> [INSTRUCTION] Check every line of the data below for the string "Tête", and copy the ones that hold it.

>>

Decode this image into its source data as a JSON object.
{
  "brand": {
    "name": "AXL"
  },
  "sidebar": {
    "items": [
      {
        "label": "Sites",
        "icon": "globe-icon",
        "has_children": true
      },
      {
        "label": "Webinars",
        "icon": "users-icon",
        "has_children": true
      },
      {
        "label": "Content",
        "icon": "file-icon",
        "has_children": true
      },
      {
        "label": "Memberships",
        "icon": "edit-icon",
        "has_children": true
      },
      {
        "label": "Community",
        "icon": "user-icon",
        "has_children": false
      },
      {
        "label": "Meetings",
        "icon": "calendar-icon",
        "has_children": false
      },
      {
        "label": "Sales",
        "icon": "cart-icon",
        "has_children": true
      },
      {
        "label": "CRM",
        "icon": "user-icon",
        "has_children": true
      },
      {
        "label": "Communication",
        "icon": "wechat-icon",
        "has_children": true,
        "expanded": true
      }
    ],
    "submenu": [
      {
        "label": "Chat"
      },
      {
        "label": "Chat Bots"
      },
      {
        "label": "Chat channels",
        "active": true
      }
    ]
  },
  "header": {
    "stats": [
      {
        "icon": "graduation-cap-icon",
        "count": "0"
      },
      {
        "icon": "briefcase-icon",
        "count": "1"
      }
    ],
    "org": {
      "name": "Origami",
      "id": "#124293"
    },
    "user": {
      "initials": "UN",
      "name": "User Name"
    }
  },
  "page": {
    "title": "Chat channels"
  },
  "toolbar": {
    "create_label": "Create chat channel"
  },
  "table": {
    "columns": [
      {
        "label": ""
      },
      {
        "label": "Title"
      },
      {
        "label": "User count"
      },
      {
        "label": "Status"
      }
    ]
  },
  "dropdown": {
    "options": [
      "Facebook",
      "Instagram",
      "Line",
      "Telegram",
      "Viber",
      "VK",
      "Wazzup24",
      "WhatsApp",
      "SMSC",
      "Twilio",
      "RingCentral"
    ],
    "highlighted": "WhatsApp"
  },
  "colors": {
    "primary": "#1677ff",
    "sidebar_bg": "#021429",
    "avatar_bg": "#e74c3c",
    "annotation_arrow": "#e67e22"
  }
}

<<
>>

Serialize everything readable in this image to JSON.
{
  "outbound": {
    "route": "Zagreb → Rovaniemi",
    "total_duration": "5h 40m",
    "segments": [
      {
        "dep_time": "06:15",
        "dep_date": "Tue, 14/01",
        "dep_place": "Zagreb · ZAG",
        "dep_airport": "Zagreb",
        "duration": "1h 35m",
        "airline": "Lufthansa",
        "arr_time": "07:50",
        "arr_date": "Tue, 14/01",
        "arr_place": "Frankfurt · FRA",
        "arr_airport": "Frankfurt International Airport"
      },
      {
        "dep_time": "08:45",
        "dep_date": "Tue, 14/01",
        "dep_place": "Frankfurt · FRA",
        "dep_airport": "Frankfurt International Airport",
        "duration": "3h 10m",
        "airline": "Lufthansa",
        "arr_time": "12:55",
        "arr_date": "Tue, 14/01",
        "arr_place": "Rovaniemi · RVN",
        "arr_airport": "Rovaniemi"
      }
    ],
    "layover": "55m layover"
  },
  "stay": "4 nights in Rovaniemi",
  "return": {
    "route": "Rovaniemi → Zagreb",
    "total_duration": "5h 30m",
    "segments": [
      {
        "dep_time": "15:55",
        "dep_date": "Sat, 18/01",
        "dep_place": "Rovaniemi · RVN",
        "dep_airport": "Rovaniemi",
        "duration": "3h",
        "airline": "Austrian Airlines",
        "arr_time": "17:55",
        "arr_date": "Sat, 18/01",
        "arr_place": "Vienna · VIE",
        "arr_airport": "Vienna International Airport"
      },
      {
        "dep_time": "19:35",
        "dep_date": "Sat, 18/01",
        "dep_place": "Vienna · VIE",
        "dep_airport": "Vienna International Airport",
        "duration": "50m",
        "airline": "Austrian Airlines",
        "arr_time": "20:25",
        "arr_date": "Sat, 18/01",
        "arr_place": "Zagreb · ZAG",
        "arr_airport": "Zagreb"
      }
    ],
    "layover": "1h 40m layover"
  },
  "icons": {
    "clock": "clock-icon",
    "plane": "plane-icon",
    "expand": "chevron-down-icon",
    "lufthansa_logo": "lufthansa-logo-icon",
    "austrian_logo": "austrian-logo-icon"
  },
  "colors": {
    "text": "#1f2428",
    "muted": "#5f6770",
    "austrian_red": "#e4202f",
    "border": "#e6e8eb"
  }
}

<<
>>

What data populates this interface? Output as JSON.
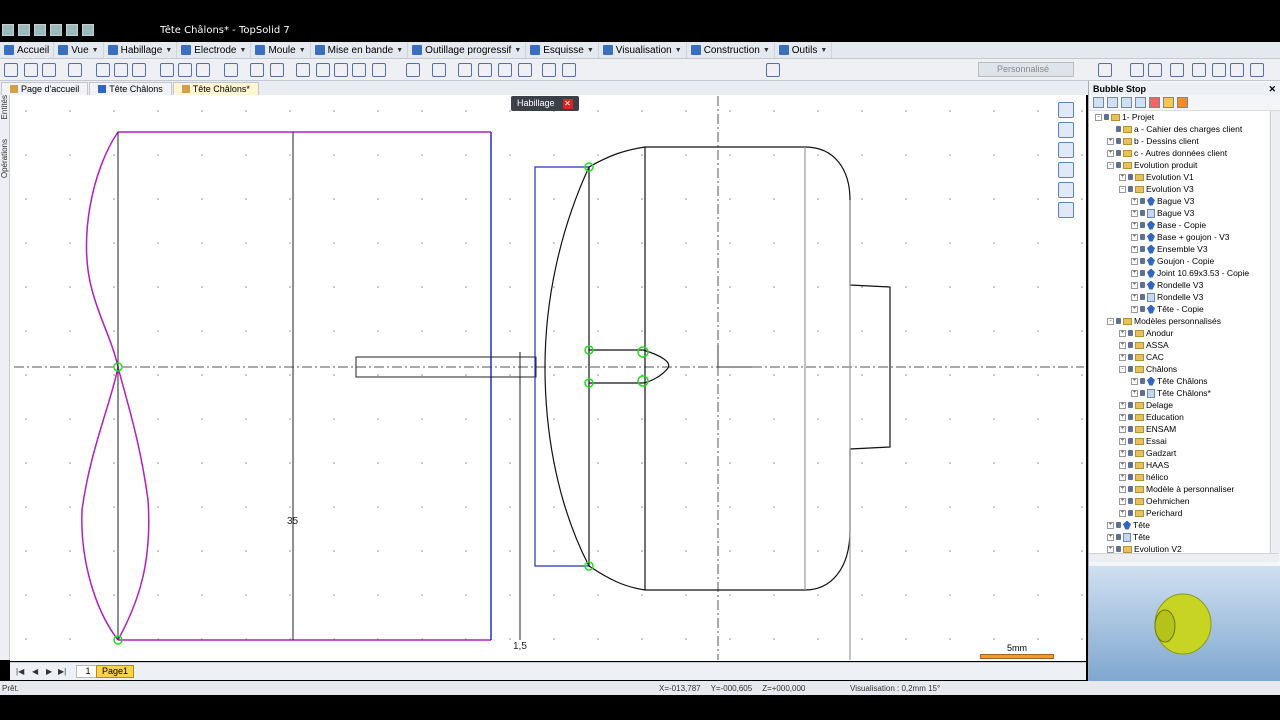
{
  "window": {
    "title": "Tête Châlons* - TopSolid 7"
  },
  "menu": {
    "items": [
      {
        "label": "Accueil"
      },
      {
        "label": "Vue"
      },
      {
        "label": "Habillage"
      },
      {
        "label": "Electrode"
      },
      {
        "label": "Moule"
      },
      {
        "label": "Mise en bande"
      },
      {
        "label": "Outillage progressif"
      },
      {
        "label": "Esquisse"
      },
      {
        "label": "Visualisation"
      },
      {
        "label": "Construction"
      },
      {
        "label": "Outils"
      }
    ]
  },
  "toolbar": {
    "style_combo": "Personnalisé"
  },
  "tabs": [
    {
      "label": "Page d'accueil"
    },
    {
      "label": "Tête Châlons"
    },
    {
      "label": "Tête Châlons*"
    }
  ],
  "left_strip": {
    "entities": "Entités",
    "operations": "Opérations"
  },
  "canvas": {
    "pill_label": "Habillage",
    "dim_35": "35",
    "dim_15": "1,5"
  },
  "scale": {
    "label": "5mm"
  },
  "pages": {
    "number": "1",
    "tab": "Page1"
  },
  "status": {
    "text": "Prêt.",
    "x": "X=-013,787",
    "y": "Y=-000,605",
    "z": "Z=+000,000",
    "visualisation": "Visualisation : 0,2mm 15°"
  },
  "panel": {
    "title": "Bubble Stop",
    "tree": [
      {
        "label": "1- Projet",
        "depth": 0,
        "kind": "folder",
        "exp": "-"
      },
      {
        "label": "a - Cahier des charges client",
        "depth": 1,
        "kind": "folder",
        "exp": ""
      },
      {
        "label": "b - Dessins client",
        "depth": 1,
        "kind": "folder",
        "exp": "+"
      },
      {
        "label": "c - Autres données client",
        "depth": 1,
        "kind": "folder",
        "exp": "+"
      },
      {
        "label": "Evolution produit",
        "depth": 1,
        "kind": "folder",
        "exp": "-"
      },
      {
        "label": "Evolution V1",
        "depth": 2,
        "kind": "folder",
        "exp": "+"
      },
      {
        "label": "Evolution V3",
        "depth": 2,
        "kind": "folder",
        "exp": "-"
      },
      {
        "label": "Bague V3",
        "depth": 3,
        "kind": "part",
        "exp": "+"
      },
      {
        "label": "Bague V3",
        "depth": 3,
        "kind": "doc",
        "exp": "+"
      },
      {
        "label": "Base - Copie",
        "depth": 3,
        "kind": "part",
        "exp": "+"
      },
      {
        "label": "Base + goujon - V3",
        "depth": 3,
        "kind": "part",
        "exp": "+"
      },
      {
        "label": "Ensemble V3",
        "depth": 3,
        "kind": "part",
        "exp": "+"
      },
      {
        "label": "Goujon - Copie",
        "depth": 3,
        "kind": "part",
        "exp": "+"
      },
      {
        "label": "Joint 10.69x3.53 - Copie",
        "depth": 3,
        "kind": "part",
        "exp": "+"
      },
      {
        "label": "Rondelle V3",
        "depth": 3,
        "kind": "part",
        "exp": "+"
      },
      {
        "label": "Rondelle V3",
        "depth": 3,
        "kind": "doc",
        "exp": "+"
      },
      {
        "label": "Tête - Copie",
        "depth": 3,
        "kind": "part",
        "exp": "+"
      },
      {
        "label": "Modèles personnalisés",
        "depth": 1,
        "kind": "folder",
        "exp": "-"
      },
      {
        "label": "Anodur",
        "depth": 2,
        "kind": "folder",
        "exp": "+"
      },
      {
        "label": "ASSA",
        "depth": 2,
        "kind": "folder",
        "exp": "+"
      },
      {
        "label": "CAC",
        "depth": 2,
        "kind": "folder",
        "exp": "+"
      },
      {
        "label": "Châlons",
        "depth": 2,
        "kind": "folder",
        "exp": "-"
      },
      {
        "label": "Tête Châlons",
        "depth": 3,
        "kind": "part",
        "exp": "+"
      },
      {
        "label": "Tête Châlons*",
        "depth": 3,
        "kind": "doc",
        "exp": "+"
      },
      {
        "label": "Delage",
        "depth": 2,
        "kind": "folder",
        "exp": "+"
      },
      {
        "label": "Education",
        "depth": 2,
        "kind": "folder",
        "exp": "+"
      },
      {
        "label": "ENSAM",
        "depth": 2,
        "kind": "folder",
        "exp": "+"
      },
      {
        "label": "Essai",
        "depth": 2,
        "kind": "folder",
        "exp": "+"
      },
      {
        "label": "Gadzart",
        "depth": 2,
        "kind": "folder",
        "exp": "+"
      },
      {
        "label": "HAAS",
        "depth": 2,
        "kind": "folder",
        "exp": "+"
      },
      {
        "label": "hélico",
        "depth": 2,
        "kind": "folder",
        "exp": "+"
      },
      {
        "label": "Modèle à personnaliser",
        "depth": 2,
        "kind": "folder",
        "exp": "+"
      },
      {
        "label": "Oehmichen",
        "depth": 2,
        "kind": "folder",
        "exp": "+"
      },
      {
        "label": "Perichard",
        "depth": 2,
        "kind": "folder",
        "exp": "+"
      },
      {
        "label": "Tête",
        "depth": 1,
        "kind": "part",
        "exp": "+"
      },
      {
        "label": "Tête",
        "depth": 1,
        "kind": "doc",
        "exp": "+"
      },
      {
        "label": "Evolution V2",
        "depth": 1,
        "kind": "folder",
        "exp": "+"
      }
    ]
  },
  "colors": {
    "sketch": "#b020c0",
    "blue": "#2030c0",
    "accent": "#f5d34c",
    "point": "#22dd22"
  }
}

<<

> [EXERCISE OUTPUT]
    "title": "Tête Châlons* - TopSolid 7"
      "label": "Tête Châlons"
      "label": "Tête Châlons*"
        "label": "Tête - Copie",
        "label": "Tête Châlons",
        "label": "Tête Châlons*",
        "label": "Tête",
        "label": "Tête",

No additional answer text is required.